Task details
Work out the number of lines with "bambini" in them. Reply with that number and no other words.

Material for the task
— Start —

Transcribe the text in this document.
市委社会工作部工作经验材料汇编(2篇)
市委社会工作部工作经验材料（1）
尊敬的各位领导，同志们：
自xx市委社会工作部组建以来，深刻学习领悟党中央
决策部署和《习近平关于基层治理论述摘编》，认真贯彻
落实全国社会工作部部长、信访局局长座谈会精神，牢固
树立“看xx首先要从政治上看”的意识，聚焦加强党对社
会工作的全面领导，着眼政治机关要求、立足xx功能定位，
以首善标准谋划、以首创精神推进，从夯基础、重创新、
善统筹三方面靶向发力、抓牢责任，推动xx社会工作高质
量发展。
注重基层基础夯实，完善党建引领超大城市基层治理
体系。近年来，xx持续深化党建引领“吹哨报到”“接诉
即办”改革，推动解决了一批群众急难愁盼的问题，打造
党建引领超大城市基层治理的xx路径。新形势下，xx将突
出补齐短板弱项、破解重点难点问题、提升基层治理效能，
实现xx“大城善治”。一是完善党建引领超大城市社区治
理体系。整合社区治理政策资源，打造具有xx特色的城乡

— End —
— Start —

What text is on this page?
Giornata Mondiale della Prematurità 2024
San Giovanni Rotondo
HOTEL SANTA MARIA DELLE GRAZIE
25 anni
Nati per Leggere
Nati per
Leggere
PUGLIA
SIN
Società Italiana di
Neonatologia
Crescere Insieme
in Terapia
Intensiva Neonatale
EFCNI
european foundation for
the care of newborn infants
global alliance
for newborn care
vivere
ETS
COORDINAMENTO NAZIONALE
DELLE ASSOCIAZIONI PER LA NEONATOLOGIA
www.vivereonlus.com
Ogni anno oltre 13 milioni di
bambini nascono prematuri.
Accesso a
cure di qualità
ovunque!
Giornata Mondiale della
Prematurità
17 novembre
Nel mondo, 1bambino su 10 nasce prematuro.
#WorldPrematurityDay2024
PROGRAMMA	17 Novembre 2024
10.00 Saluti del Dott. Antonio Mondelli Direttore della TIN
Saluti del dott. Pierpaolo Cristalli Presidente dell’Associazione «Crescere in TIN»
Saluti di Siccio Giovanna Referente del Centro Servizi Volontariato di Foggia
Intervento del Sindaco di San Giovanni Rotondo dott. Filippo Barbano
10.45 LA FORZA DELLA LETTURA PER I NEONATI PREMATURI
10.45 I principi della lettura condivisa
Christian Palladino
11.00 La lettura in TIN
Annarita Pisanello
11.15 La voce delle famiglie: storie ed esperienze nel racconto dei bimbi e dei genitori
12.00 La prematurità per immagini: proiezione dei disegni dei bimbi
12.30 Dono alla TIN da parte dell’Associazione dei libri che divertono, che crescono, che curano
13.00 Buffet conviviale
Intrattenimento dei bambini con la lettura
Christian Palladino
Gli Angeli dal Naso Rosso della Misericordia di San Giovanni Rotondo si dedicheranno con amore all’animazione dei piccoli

— End —
— Start —

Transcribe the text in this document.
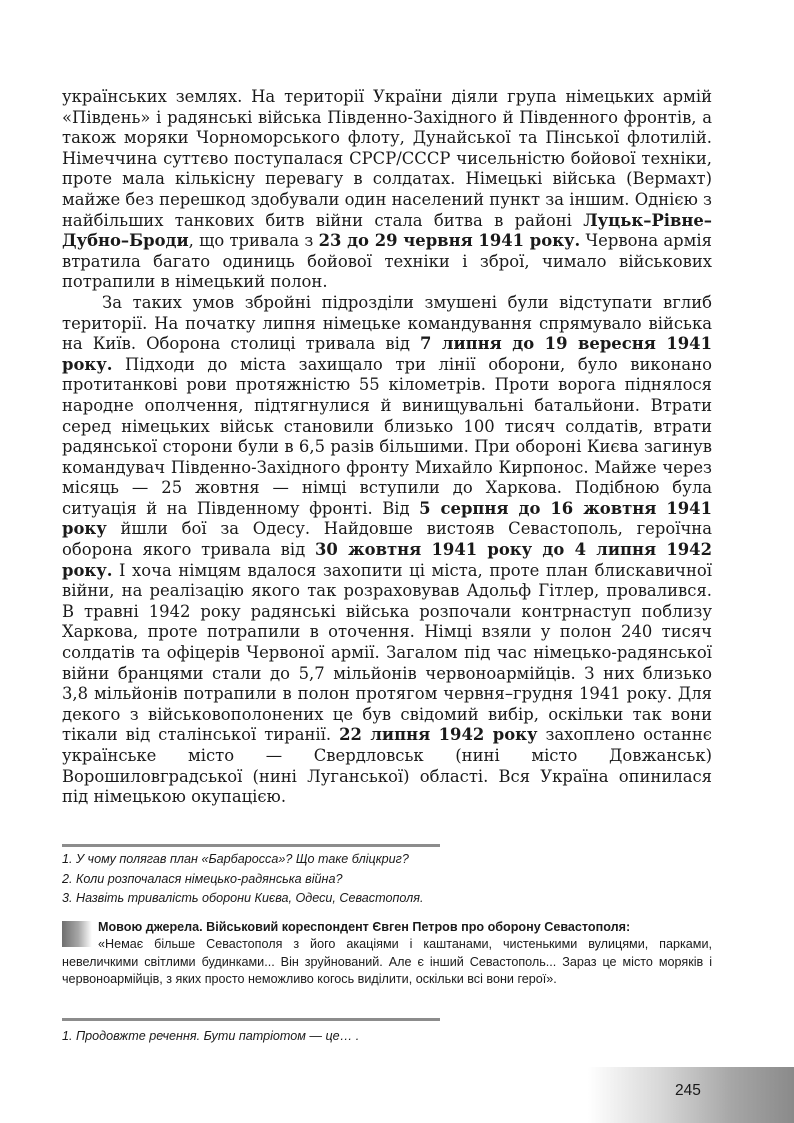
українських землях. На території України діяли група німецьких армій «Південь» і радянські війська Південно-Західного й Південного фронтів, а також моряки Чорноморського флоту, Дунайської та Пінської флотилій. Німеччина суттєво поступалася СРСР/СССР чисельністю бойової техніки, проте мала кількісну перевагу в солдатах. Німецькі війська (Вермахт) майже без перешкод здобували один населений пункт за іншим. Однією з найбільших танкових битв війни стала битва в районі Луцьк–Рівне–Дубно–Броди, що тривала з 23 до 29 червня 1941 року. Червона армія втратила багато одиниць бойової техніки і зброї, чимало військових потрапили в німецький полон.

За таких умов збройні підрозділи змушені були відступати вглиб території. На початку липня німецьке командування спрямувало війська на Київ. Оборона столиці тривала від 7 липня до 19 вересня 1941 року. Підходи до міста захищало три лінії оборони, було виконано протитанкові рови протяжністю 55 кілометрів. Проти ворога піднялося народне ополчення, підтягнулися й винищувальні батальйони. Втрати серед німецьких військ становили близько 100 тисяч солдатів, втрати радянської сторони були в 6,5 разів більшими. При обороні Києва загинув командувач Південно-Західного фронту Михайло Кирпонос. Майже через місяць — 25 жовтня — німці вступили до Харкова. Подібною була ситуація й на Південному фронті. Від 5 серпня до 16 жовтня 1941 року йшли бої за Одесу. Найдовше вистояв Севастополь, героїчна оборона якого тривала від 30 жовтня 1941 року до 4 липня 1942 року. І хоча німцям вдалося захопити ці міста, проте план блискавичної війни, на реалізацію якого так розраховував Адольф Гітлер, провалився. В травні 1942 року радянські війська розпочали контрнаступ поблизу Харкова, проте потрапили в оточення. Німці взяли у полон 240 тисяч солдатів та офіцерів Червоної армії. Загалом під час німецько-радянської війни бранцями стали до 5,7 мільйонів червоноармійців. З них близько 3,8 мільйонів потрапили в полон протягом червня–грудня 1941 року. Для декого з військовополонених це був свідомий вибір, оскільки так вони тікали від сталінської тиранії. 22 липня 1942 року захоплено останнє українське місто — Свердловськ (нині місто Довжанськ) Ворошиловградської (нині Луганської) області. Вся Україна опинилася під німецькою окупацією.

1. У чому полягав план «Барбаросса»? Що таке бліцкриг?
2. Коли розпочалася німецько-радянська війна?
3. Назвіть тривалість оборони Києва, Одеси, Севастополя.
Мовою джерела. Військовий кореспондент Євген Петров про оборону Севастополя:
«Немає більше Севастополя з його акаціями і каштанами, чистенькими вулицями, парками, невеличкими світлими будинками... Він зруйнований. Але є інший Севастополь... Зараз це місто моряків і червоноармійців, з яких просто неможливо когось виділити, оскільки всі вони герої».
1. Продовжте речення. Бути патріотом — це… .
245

— End —

Task response
2